**EXERCISE TASK**:
Please reproduce each of the entries below without any changes.

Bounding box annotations
** start **

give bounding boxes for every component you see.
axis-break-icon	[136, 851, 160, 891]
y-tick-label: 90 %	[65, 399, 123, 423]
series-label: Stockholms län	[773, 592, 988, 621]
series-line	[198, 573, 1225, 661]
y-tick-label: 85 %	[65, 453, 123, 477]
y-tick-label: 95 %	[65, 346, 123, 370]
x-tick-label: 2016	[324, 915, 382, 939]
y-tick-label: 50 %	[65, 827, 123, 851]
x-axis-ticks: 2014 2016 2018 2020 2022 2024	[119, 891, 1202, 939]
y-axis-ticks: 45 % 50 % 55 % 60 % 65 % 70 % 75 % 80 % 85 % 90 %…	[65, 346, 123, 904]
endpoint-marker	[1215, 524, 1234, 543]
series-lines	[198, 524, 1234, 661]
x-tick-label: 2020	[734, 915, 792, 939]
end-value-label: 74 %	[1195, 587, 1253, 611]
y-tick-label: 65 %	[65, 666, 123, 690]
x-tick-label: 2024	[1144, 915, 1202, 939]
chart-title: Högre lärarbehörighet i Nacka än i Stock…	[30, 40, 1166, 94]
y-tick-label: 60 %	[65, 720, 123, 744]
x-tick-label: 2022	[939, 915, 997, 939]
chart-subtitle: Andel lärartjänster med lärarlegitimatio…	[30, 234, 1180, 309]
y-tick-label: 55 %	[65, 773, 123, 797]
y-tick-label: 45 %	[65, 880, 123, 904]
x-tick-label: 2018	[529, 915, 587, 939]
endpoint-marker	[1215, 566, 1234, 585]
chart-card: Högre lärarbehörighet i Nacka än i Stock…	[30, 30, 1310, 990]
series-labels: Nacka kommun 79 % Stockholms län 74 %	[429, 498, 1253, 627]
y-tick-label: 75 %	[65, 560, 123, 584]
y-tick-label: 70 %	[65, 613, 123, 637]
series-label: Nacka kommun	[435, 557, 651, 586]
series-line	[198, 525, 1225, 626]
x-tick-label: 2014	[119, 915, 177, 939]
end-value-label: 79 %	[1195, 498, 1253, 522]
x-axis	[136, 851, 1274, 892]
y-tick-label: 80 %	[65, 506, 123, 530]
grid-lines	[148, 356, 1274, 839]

** end **

**SOLUTION TO THIS TASK**:
give bounding boxes for every component you see.
axis-break-icon	[136, 851, 160, 891]
y-tick-label: 90 %	[65, 399, 123, 423]
series-label: Stockholms län	[773, 592, 988, 621]
series-line	[198, 573, 1225, 661]
y-tick-label: 85 %	[65, 453, 123, 477]
y-tick-label: 95 %	[65, 346, 123, 370]
x-tick-label: 2016	[324, 915, 382, 939]
y-tick-label: 50 %	[65, 827, 123, 851]
x-axis-ticks: 2014 2016 2018 2020 2022 2024	[119, 891, 1202, 939]
y-axis-ticks: 45 % 50 % 55 % 60 % 65 % 70 % 75 % 80 % 85 % 90 %…	[65, 346, 123, 904]
endpoint-marker	[1215, 524, 1234, 543]
series-lines	[198, 524, 1234, 661]
x-tick-label: 2020	[734, 915, 792, 939]
end-value-label: 74 %	[1195, 587, 1253, 611]
y-tick-label: 65 %	[65, 666, 123, 690]
x-tick-label: 2024	[1144, 915, 1202, 939]
chart-title: Högre lärarbehörighet i Nacka än i Stock…	[30, 40, 1166, 94]
y-tick-label: 60 %	[65, 720, 123, 744]
x-tick-label: 2022	[939, 915, 997, 939]
chart-subtitle: Andel lärartjänster med lärarlegitimatio…	[30, 234, 1180, 309]
y-tick-label: 55 %	[65, 773, 123, 797]
y-tick-label: 45 %	[65, 880, 123, 904]
x-tick-label: 2018	[529, 915, 587, 939]
endpoint-marker	[1215, 566, 1234, 585]
chart-card: Högre lärarbehörighet i Nacka än i Stock…	[30, 30, 1310, 990]
series-labels: Nacka kommun 79 % Stockholms län 74 %	[429, 498, 1253, 627]
y-tick-label: 75 %	[65, 560, 123, 584]
y-tick-label: 70 %	[65, 613, 123, 637]
series-label: Nacka kommun	[435, 557, 651, 586]
series-line	[198, 525, 1225, 626]
x-tick-label: 2014	[119, 915, 177, 939]
end-value-label: 79 %	[1195, 498, 1253, 522]
x-axis	[136, 851, 1274, 892]
y-tick-label: 80 %	[65, 506, 123, 530]
grid-lines	[148, 356, 1274, 839]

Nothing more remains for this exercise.